**** Input rows

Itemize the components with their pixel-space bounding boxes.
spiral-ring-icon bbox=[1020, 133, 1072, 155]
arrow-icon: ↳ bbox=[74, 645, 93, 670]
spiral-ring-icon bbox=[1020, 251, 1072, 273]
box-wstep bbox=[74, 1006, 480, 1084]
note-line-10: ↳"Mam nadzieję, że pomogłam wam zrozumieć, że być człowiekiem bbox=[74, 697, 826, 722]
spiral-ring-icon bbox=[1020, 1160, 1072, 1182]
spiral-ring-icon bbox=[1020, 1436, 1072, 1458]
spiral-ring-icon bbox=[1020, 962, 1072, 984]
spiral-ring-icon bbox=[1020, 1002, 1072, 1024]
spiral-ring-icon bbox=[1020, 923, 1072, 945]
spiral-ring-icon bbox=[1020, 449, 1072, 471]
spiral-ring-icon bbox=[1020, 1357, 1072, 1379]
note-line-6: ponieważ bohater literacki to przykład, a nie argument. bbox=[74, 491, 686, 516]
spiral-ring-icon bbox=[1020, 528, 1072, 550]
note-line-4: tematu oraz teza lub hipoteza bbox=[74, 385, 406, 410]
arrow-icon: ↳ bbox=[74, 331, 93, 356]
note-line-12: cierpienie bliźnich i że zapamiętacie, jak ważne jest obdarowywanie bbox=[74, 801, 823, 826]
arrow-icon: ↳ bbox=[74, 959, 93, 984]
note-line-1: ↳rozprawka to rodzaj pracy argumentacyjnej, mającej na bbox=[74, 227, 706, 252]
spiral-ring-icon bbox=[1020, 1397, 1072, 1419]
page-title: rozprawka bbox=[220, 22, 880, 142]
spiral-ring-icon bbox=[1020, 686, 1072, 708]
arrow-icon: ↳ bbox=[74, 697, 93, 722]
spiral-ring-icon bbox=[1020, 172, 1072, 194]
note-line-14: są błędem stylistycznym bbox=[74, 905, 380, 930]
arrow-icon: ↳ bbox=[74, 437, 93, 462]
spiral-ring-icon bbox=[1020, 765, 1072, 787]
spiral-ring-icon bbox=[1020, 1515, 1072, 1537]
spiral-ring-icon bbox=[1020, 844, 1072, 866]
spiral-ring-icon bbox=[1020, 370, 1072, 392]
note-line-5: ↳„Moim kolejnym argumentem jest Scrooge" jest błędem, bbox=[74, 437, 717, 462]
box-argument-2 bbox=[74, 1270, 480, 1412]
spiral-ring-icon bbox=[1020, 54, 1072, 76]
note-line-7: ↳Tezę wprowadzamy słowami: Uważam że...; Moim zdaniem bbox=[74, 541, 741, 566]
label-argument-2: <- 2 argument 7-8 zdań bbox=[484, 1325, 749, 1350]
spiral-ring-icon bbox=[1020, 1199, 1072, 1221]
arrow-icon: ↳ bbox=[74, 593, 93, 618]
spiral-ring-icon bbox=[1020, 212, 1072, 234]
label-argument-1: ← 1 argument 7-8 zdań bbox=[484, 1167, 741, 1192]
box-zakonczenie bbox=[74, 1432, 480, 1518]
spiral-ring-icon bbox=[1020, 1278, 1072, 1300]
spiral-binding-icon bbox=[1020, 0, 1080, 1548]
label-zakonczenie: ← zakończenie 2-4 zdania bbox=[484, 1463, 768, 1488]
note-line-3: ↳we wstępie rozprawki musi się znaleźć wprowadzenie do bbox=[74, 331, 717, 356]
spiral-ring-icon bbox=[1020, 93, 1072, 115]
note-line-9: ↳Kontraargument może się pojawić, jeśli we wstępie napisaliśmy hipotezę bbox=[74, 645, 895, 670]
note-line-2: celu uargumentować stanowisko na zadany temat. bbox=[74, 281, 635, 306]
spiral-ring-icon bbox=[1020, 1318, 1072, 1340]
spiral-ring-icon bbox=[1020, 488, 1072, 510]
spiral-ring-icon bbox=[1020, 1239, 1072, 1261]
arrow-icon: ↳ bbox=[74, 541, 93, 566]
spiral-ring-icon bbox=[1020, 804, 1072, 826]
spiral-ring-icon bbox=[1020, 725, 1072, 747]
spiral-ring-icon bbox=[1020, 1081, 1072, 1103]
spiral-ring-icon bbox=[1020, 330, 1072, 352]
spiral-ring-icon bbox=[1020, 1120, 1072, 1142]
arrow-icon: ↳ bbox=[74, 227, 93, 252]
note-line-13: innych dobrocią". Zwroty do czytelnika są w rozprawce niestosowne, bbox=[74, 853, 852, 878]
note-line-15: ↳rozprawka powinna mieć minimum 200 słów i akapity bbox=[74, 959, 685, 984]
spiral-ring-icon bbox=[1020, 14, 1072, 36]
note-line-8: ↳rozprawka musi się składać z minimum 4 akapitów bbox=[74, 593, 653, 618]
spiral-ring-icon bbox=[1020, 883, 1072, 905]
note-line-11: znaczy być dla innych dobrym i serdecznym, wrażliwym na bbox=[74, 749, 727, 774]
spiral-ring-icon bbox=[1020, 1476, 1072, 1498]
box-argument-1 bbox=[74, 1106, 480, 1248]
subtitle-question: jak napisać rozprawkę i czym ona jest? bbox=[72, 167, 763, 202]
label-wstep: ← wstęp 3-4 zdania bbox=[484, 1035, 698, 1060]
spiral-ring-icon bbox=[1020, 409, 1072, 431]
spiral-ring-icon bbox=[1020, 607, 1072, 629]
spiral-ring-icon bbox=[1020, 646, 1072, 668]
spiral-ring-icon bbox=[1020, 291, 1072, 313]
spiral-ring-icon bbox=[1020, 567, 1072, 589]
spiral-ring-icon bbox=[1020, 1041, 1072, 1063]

********

» **Required task**:
Transcribe all of the data above line for line, without altering any character.

» **Solved problem**:
Itemize the components with their pixel-space bounding boxes.
spiral-ring-icon bbox=[1020, 133, 1072, 155]
arrow-icon: ↳ bbox=[74, 645, 93, 670]
spiral-ring-icon bbox=[1020, 251, 1072, 273]
box-wstep bbox=[74, 1006, 480, 1084]
note-line-10: ↳"Mam nadzieję, że pomogłam wam zrozumieć, że być człowiekiem bbox=[74, 697, 826, 722]
spiral-ring-icon bbox=[1020, 1160, 1072, 1182]
spiral-ring-icon bbox=[1020, 1436, 1072, 1458]
spiral-ring-icon bbox=[1020, 962, 1072, 984]
spiral-ring-icon bbox=[1020, 1002, 1072, 1024]
spiral-ring-icon bbox=[1020, 923, 1072, 945]
spiral-ring-icon bbox=[1020, 449, 1072, 471]
spiral-ring-icon bbox=[1020, 1357, 1072, 1379]
note-line-6: ponieważ bohater literacki to przykład, a nie argument. bbox=[74, 491, 686, 516]
spiral-ring-icon bbox=[1020, 528, 1072, 550]
note-line-4: tematu oraz teza lub hipoteza bbox=[74, 385, 406, 410]
arrow-icon: ↳ bbox=[74, 331, 93, 356]
note-line-12: cierpienie bliźnich i że zapamiętacie, jak ważne jest obdarowywanie bbox=[74, 801, 823, 826]
arrow-icon: ↳ bbox=[74, 959, 93, 984]
note-line-1: ↳rozprawka to rodzaj pracy argumentacyjnej, mającej na bbox=[74, 227, 706, 252]
spiral-ring-icon bbox=[1020, 1397, 1072, 1419]
page-title: rozprawka bbox=[220, 22, 880, 142]
spiral-ring-icon bbox=[1020, 686, 1072, 708]
arrow-icon: ↳ bbox=[74, 697, 93, 722]
spiral-ring-icon bbox=[1020, 172, 1072, 194]
note-line-14: są błędem stylistycznym bbox=[74, 905, 380, 930]
arrow-icon: ↳ bbox=[74, 437, 93, 462]
spiral-ring-icon bbox=[1020, 765, 1072, 787]
spiral-ring-icon bbox=[1020, 1515, 1072, 1537]
spiral-ring-icon bbox=[1020, 844, 1072, 866]
spiral-ring-icon bbox=[1020, 370, 1072, 392]
note-line-5: ↳„Moim kolejnym argumentem jest Scrooge" jest błędem, bbox=[74, 437, 717, 462]
box-argument-2 bbox=[74, 1270, 480, 1412]
spiral-ring-icon bbox=[1020, 54, 1072, 76]
note-line-7: ↳Tezę wprowadzamy słowami: Uważam że...; Moim zdaniem bbox=[74, 541, 741, 566]
label-argument-2: <- 2 argument 7-8 zdań bbox=[484, 1325, 749, 1350]
spiral-ring-icon bbox=[1020, 1199, 1072, 1221]
arrow-icon: ↳ bbox=[74, 593, 93, 618]
spiral-ring-icon bbox=[1020, 212, 1072, 234]
label-argument-1: ← 1 argument 7-8 zdań bbox=[484, 1167, 741, 1192]
box-zakonczenie bbox=[74, 1432, 480, 1518]
spiral-ring-icon bbox=[1020, 1278, 1072, 1300]
spiral-binding-icon bbox=[1020, 0, 1080, 1548]
label-zakonczenie: ← zakończenie 2-4 zdania bbox=[484, 1463, 768, 1488]
note-line-3: ↳we wstępie rozprawki musi się znaleźć wprowadzenie do bbox=[74, 331, 717, 356]
spiral-ring-icon bbox=[1020, 93, 1072, 115]
note-line-9: ↳Kontraargument może się pojawić, jeśli we wstępie napisaliśmy hipotezę bbox=[74, 645, 895, 670]
note-line-2: celu uargumentować stanowisko na zadany temat. bbox=[74, 281, 635, 306]
spiral-ring-icon bbox=[1020, 1318, 1072, 1340]
spiral-ring-icon bbox=[1020, 488, 1072, 510]
spiral-ring-icon bbox=[1020, 1239, 1072, 1261]
arrow-icon: ↳ bbox=[74, 541, 93, 566]
spiral-ring-icon bbox=[1020, 804, 1072, 826]
spiral-ring-icon bbox=[1020, 725, 1072, 747]
spiral-ring-icon bbox=[1020, 1081, 1072, 1103]
spiral-ring-icon bbox=[1020, 330, 1072, 352]
spiral-ring-icon bbox=[1020, 1120, 1072, 1142]
arrow-icon: ↳ bbox=[74, 227, 93, 252]
note-line-13: innych dobrocią". Zwroty do czytelnika są w rozprawce niestosowne, bbox=[74, 853, 852, 878]
note-line-15: ↳rozprawka powinna mieć minimum 200 słów i akapity bbox=[74, 959, 685, 984]
spiral-ring-icon bbox=[1020, 14, 1072, 36]
note-line-8: ↳rozprawka musi się składać z minimum 4 akapitów bbox=[74, 593, 653, 618]
spiral-ring-icon bbox=[1020, 883, 1072, 905]
note-line-11: znaczy być dla innych dobrym i serdecznym, wrażliwym na bbox=[74, 749, 727, 774]
spiral-ring-icon bbox=[1020, 1476, 1072, 1498]
box-argument-1 bbox=[74, 1106, 480, 1248]
subtitle-question: jak napisać rozprawkę i czym ona jest? bbox=[72, 167, 763, 202]
label-wstep: ← wstęp 3-4 zdania bbox=[484, 1035, 698, 1060]
spiral-ring-icon bbox=[1020, 409, 1072, 431]
spiral-ring-icon bbox=[1020, 607, 1072, 629]
spiral-ring-icon bbox=[1020, 646, 1072, 668]
spiral-ring-icon bbox=[1020, 291, 1072, 313]
spiral-ring-icon bbox=[1020, 567, 1072, 589]
spiral-ring-icon bbox=[1020, 1041, 1072, 1063]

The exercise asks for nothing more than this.